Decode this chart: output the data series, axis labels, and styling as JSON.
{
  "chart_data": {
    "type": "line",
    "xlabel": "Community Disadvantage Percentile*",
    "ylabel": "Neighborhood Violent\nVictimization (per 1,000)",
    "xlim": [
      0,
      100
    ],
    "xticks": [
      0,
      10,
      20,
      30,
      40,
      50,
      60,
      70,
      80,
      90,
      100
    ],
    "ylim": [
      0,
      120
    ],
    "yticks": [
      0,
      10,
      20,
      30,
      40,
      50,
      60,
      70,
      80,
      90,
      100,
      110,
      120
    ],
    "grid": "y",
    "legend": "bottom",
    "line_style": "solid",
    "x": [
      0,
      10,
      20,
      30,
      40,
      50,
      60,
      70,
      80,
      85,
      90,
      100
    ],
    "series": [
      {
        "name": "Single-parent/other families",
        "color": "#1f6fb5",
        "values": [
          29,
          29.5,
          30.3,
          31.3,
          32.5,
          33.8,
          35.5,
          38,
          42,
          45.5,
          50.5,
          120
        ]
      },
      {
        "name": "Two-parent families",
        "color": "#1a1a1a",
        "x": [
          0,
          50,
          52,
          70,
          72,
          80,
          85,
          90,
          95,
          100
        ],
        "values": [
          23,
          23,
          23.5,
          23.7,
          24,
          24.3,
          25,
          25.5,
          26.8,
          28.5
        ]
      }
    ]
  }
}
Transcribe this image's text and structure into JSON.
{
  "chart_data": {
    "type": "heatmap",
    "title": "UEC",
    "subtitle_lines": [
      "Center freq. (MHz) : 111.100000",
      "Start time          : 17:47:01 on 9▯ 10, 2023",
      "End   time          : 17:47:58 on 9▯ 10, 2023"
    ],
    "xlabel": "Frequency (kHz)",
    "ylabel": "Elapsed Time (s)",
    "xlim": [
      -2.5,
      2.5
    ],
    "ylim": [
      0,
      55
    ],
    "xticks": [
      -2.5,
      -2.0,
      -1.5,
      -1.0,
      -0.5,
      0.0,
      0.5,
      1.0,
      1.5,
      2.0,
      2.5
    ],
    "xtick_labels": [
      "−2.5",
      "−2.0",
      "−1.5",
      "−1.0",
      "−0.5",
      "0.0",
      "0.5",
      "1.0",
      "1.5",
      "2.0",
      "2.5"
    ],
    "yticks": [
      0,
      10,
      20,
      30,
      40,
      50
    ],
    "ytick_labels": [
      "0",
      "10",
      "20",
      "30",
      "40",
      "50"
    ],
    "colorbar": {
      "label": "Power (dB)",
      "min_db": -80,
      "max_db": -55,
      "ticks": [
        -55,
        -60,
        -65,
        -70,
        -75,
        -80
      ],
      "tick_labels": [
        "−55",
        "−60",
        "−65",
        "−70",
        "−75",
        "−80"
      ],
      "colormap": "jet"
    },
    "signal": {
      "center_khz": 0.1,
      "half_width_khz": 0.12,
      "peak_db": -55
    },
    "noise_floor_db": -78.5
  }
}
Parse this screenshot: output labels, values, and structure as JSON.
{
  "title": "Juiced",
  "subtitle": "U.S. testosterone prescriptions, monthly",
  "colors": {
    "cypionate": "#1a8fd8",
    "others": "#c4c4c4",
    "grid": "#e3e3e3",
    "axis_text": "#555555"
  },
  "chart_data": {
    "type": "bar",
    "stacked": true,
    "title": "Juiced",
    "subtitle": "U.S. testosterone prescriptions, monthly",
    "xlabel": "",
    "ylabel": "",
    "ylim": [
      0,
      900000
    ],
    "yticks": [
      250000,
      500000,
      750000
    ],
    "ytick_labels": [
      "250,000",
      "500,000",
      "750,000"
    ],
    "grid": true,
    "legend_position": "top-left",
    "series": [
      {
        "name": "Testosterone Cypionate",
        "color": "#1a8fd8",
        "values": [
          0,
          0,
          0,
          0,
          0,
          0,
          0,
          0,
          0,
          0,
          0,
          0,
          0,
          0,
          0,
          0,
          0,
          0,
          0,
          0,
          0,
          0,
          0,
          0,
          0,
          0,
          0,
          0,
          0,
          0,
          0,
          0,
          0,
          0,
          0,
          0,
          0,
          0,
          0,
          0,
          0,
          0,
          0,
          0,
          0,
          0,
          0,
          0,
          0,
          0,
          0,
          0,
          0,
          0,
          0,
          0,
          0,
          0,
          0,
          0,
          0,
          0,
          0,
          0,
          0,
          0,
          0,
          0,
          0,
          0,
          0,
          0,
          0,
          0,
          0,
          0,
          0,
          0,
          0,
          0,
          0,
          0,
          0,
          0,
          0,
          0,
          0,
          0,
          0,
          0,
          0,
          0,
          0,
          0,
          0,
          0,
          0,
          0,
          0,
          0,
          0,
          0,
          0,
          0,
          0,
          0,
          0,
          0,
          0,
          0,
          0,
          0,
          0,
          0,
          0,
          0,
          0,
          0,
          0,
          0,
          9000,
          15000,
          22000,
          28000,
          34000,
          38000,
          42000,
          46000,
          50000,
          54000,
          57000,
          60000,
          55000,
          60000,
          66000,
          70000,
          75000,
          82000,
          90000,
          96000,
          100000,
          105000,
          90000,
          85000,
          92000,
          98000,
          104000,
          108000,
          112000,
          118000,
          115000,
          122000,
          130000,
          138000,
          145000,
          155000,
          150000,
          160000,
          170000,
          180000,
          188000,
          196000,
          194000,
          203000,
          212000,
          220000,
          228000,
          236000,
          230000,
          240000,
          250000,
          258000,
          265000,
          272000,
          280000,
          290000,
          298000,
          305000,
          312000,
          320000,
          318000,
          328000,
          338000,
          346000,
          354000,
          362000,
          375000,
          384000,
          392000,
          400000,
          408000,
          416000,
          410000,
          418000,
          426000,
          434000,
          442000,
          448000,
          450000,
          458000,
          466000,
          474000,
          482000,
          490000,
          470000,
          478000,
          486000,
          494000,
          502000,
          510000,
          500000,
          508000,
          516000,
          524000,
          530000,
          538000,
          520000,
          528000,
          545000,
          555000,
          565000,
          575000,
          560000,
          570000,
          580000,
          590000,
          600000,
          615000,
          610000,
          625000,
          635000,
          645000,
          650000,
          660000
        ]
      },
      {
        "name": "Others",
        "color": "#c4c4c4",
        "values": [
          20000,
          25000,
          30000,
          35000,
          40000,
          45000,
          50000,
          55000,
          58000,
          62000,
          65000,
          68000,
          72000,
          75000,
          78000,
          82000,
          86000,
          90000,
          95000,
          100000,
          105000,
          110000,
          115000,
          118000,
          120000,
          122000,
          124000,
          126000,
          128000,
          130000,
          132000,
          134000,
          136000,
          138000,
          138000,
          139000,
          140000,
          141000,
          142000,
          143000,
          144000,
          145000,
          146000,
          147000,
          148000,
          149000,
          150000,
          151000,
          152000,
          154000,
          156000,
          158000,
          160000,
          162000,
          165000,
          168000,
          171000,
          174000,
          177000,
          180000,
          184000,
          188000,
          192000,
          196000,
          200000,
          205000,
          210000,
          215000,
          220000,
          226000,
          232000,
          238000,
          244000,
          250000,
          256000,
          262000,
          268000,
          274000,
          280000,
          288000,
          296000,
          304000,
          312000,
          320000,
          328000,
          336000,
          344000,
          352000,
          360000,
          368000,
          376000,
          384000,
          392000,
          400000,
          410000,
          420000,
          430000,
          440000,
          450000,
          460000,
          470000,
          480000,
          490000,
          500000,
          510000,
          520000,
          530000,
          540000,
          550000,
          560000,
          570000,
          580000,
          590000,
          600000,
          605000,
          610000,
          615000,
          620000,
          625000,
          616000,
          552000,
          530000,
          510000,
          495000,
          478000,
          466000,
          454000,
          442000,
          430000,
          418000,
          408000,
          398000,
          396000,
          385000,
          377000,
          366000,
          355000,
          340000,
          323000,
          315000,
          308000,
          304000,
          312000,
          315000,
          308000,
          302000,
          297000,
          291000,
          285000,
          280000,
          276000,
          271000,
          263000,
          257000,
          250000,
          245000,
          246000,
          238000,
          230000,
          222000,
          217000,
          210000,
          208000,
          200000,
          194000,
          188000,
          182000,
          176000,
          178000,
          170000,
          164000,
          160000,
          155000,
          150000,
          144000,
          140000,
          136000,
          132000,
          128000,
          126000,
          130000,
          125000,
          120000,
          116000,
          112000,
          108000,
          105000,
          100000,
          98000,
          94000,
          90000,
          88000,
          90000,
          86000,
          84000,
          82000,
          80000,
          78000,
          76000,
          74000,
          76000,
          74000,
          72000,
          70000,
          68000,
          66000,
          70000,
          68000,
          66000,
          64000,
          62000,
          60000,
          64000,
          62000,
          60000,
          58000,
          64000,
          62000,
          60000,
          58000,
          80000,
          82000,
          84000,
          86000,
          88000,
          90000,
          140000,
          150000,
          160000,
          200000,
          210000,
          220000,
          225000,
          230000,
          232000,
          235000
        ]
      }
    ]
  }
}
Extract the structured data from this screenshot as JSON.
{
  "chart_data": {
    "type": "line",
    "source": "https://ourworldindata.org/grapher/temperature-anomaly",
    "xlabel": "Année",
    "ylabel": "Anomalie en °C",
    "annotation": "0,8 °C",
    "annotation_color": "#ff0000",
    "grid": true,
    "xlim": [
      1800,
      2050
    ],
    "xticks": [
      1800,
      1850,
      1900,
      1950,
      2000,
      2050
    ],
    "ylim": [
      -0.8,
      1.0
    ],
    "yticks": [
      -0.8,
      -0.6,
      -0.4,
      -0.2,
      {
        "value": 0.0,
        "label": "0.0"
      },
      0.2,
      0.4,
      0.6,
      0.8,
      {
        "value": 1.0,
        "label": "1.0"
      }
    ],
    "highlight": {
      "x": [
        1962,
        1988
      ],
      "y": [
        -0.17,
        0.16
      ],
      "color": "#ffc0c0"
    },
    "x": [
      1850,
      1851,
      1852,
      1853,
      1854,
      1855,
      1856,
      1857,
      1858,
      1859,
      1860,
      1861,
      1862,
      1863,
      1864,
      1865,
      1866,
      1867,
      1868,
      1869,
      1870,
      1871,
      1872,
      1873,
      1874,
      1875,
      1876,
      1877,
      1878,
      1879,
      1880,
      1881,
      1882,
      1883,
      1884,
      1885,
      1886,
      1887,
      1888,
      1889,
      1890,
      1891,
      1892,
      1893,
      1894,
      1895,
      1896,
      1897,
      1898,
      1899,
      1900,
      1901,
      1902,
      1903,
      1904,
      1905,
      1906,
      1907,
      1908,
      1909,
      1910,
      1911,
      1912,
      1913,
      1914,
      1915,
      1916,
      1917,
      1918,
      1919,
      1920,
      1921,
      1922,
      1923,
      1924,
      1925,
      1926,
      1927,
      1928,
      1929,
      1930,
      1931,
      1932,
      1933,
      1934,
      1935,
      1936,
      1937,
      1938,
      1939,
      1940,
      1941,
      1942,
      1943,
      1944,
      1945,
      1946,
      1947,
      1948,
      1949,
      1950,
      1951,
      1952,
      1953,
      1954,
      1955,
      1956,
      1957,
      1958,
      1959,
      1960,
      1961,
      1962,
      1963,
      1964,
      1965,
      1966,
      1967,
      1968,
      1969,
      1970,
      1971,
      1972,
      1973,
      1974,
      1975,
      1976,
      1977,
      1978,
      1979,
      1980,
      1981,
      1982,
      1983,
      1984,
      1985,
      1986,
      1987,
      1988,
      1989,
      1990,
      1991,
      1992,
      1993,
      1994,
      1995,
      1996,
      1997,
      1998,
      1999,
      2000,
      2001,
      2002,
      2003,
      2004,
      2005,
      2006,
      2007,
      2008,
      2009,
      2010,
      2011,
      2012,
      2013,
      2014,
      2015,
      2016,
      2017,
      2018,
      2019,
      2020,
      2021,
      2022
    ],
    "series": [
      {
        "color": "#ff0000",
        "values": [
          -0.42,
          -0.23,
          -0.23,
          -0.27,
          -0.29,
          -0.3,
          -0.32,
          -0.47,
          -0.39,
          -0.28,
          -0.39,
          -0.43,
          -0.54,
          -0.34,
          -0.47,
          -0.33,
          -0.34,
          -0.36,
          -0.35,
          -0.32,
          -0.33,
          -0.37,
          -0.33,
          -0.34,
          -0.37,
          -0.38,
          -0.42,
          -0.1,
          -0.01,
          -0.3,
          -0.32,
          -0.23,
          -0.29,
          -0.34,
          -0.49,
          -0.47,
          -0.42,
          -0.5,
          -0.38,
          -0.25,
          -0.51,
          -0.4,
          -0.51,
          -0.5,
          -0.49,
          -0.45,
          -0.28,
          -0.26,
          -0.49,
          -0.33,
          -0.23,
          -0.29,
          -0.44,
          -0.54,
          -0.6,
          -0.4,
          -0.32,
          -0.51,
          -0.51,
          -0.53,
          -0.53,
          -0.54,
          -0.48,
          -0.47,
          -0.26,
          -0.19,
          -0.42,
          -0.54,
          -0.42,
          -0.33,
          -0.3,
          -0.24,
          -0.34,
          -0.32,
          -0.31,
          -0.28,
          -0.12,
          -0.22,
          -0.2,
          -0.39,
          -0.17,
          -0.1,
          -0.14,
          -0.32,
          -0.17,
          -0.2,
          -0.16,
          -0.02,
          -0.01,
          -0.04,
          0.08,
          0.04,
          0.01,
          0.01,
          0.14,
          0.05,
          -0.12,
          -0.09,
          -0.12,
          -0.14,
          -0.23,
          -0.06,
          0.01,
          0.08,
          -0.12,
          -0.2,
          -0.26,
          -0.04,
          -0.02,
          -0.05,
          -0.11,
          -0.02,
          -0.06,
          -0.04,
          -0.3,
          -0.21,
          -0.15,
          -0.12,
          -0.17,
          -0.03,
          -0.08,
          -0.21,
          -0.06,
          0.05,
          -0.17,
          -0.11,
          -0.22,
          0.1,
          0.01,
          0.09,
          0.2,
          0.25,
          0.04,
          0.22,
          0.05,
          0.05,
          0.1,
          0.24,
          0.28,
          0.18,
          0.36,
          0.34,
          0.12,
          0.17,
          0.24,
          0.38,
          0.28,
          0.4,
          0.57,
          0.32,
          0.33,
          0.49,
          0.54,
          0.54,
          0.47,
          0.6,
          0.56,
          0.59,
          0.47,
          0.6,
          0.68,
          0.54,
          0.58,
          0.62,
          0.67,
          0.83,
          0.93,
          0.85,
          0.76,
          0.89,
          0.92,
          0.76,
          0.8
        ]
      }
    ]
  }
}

» **Task statement**
Report only the count of lines that include the string "screenshot".

» **Correct response**
2